▶ 所给文本
_ _ _
STAT6属于信号转导子和转录激活子家族成员,STAT6分子介导的活化信号可参与细胞的增殖、分化以及免疫调节等许多重要的生物学效应。AS1517499是有效的、可透过血脑屏障的STAT6磷酸化抑制剂,既往报道其可用于哮喘病的治疗,此外,公开号为CN115364223 A的专利“作用于STAT 6靶点的物质成分在制备治疗慢性瘙痒症的药物中的应用”中公开了AS1517499在治疗慢性瘙痒症中的用途,但是目前还没有关于其用于Graves病及相关疾病的医药用途。
发明内容
本发明的目的是为解决如何治疗Graves病的技术问题。
为达到解决上述问题的目的,本发明所采取的技术方案是提供STAT6磷酸化抑制剂AS1517499在制备Graves病的药物中的应用,其特征在于,所述AS1517499通过抑制甲状腺滤泡上皮细胞上参与甲状腺素合成的关键蛋白钠碘转运蛋白来改善甲状腺功能状态,所述AS1517499的CAS No.:919486-40-1,化学结构式为:
优选地,所述药物的剂型包括注射剂、片剂、粉剂、混悬剂、胶囊剂、丸剂或糖浆。
与现有技术相比,本发明的有益效果在于:
本发明通过动物实验表明AS1517499能明显改善Graves病小鼠甲状腺体重、甲状腺功能,进一步细胞机制验证中,发现AS1517499主要通过抑制甲状腺滤泡上皮细胞上参与甲状腺素合成的关键蛋白钠碘转运蛋白NIS来改善甲状腺功能状态,因此,本发明为临床上治疗Graves病提供了新的治疗药物,具有重要的临床意义,同时,本发明为AS1517499提供了新的医药用途,拓展了其临床应用方向。
_ _ _
▶ 待办事项 1
所给文本中,AS1517499的CAS No.是什么?
▶ 待办事项 2
请写出所给文本中从“为达到解决上述问题的目的,本”开始、到“用途,拓展了其临床应用方向。”结束的内容,并把其中的“片剂”改成“颗粒剂”。

▶ 显示信息
_ _ _
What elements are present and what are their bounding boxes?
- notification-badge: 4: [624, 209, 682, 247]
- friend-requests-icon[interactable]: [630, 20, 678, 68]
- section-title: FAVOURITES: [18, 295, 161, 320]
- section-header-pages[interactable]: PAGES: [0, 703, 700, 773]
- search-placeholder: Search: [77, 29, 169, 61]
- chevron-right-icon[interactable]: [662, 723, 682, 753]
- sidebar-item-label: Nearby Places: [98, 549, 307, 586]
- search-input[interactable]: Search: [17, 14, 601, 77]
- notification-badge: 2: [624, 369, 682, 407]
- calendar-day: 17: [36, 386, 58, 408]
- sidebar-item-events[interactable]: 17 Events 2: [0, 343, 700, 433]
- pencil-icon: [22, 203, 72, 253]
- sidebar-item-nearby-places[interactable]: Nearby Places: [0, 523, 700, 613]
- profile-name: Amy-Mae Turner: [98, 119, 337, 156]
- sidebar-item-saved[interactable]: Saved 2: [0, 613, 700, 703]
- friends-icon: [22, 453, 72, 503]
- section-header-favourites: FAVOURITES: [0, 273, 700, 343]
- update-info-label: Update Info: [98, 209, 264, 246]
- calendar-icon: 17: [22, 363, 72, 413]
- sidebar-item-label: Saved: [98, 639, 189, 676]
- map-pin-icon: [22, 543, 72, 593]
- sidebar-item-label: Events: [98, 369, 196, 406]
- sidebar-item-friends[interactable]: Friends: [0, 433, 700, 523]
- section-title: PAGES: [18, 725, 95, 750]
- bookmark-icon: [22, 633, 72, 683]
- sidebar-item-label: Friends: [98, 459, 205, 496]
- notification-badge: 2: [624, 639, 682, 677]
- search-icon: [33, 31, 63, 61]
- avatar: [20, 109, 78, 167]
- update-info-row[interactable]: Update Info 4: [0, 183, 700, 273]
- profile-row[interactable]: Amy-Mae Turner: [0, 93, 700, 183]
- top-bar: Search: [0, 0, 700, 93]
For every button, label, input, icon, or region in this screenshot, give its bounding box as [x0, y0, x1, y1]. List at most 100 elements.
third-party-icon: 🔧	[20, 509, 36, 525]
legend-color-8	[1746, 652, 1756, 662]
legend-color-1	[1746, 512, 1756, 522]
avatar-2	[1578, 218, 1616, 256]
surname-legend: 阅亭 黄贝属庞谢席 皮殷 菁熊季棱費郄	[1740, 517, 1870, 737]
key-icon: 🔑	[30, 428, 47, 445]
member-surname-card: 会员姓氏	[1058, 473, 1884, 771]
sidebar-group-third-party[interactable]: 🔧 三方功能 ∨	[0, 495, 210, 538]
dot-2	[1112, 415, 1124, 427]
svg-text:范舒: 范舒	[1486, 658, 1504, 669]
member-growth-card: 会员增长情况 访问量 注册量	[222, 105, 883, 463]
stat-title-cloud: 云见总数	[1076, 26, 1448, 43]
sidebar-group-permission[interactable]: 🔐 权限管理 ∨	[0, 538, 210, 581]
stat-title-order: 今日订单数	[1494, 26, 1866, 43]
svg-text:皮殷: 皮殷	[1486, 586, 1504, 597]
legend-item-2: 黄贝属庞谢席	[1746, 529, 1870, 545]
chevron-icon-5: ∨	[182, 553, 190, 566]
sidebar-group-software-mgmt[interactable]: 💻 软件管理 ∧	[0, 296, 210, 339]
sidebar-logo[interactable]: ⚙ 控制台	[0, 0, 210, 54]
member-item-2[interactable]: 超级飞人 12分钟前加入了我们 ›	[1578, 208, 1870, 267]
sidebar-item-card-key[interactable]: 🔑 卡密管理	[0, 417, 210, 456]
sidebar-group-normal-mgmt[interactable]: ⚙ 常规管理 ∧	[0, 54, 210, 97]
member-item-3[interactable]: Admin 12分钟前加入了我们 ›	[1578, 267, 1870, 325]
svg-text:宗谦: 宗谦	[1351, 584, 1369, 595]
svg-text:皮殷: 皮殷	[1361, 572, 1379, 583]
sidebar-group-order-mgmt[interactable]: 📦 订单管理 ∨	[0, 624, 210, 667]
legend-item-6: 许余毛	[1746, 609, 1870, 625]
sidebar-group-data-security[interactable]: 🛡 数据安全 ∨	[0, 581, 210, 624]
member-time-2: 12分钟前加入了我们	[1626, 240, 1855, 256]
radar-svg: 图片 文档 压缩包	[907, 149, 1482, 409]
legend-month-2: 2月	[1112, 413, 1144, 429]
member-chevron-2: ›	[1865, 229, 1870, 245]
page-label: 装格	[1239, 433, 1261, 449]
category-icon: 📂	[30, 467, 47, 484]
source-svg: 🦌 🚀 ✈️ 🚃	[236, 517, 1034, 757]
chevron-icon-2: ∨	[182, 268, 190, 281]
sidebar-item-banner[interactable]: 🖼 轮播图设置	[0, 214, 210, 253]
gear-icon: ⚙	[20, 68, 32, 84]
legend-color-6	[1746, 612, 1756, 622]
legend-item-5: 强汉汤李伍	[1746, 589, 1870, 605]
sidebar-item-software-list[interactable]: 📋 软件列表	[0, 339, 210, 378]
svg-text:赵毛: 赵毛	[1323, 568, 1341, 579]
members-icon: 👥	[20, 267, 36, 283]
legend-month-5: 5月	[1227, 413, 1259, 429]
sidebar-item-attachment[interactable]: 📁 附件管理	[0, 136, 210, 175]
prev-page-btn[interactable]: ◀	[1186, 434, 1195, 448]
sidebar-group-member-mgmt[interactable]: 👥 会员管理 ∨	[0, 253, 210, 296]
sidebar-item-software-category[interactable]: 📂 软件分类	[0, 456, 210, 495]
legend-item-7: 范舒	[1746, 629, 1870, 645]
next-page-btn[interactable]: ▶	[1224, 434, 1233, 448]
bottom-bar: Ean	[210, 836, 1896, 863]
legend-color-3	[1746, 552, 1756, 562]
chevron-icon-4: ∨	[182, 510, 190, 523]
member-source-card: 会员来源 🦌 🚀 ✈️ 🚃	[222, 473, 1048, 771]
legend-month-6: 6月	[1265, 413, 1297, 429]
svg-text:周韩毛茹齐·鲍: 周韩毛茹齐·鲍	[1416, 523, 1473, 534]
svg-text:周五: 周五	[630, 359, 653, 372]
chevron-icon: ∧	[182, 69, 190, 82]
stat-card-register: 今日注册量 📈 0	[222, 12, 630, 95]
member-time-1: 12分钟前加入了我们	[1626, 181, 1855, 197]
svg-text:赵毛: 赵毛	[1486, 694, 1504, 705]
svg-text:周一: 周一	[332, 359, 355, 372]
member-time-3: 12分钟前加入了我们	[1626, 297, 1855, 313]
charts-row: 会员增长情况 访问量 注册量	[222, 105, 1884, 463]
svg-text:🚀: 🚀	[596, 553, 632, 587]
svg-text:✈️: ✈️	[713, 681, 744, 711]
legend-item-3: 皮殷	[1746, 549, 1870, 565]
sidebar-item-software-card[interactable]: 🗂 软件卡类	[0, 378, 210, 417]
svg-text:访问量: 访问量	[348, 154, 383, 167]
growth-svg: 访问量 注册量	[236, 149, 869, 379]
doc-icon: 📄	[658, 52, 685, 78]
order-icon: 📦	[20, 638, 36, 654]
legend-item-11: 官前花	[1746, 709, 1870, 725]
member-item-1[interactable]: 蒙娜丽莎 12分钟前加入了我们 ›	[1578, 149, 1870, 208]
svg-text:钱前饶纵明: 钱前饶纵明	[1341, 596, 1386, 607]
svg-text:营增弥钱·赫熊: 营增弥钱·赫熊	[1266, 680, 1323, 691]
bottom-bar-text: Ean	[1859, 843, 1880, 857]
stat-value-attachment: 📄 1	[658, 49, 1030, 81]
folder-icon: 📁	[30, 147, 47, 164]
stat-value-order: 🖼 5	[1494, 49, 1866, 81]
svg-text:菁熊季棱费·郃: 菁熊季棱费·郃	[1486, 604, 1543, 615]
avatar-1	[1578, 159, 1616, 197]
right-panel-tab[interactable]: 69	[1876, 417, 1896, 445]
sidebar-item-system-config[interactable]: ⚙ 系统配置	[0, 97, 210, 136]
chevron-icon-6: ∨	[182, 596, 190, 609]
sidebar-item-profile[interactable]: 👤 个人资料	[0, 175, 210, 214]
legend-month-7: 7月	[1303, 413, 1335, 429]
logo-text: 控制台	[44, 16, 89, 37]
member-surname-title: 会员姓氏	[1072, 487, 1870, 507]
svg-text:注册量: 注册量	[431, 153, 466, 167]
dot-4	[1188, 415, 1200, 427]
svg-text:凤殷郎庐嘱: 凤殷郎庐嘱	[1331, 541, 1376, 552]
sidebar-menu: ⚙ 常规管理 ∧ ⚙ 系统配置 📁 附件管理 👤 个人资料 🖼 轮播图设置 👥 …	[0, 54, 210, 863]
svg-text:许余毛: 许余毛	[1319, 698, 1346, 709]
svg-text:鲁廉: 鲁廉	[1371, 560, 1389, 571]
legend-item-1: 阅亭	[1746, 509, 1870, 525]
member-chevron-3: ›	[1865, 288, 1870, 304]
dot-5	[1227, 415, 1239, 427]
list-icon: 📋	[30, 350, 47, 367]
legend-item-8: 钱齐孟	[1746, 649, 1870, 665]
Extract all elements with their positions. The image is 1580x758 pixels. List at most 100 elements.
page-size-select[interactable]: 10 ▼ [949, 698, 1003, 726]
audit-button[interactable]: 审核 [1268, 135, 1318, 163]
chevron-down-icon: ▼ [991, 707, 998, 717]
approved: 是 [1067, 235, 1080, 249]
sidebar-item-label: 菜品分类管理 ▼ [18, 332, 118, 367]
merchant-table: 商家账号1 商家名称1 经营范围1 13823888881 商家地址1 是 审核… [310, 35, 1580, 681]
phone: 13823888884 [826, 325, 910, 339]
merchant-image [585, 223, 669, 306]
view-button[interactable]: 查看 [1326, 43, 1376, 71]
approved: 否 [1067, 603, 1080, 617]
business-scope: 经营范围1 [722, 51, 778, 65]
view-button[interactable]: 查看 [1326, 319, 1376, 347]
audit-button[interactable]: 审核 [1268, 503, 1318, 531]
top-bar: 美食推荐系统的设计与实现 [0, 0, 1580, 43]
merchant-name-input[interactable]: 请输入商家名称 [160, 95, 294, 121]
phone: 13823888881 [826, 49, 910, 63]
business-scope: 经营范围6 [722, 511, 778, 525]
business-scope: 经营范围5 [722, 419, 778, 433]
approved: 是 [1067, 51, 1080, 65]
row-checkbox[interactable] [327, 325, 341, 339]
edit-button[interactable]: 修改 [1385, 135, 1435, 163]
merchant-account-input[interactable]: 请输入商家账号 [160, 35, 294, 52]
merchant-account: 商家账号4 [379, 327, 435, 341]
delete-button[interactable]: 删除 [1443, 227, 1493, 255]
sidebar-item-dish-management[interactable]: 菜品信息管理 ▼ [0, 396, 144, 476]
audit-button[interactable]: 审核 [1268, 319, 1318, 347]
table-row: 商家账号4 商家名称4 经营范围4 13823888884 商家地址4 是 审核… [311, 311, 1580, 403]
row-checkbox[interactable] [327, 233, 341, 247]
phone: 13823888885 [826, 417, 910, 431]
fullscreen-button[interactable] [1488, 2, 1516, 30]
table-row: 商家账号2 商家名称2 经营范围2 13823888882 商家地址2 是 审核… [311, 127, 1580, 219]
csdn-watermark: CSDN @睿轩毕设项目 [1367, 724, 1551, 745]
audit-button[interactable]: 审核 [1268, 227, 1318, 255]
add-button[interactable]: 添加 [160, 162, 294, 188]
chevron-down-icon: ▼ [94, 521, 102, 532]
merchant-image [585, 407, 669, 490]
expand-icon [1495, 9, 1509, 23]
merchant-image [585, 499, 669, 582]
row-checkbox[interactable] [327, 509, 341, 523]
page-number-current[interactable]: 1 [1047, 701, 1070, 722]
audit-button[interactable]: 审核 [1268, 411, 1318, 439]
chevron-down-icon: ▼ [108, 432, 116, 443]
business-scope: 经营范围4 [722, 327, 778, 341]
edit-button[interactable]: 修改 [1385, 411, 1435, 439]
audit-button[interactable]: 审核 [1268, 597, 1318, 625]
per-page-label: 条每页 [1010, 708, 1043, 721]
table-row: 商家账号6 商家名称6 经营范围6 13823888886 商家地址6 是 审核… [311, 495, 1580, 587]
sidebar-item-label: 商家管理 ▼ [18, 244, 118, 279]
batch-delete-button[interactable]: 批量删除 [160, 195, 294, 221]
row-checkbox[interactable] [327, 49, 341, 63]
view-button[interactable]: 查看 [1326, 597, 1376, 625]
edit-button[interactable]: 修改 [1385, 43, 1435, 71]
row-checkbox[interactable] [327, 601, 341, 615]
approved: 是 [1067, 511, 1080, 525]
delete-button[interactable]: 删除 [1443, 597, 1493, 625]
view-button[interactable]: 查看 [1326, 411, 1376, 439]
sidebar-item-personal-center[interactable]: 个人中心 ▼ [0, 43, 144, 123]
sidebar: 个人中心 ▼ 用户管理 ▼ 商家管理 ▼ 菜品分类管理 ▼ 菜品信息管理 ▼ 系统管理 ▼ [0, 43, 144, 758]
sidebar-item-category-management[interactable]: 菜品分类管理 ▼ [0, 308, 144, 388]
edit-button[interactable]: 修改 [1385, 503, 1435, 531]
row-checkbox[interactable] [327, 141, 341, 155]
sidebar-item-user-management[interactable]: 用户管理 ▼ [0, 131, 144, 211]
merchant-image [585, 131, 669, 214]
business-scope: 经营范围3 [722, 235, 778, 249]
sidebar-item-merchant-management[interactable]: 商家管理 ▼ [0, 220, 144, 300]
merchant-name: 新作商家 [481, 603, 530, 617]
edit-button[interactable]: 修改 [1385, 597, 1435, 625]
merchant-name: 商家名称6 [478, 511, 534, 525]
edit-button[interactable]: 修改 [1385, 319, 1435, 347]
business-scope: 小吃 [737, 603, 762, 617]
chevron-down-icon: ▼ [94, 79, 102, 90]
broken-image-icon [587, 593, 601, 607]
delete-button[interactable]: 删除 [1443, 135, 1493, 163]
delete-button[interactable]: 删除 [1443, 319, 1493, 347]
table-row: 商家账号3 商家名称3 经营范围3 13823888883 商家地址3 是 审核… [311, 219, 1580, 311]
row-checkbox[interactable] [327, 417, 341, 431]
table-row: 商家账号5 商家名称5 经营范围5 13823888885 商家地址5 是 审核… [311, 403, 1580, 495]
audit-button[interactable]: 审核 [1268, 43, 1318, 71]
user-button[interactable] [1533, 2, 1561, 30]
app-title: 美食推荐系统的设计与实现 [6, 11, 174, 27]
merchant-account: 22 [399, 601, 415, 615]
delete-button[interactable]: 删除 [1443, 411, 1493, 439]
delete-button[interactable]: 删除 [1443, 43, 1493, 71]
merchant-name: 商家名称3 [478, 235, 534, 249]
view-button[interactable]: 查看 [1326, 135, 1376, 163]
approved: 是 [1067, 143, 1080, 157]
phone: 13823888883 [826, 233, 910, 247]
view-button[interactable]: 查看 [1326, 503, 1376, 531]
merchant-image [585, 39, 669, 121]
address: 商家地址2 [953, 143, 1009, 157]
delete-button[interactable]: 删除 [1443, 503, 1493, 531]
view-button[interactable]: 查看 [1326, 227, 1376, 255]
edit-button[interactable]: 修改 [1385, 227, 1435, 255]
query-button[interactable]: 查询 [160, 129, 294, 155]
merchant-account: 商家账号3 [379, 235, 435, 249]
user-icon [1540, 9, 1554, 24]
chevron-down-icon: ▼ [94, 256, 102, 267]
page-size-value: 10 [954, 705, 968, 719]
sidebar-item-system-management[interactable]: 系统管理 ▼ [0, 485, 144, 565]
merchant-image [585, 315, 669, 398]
_ _ _
▶ 练习答案 1
919486-40-1

▶ 练习答案 2
为达到解决上述问题的目的,本发明所采取的技术方案是提供STAT6磷酸化抑制剂AS1517499在制备Graves病的药物中的应用,其特征在于,所述AS1517499通过抑制甲状腺滤泡上皮细胞上参与甲状腺素合成的关键蛋白钠碘转运蛋白来改善甲状腺功能状态,所述AS1517499的CAS No.:919486-40-1,化学结构式为:
优选地,所述药物的剂型包括注射剂、颗粒剂、粉剂、混悬剂、胶囊剂、丸剂或糖浆。
与现有技术相比,本发明的有益效果在于:
本发明通过动物实验表明AS1517499能明显改善Graves病小鼠甲状腺体重、甲状腺功能,进一步细胞机制验证中,发现AS1517499主要通过抑制甲状腺滤泡上皮细胞上参与甲状腺素合成的关键蛋白钠碘转运蛋白NIS来改善甲状腺功能状态,因此,本发明为临床上治疗Graves病提供了新的治疗药物,具有重要的临床意义,同时,本发明为AS1517499提供了新的医药用途,拓展了其临床应用方向。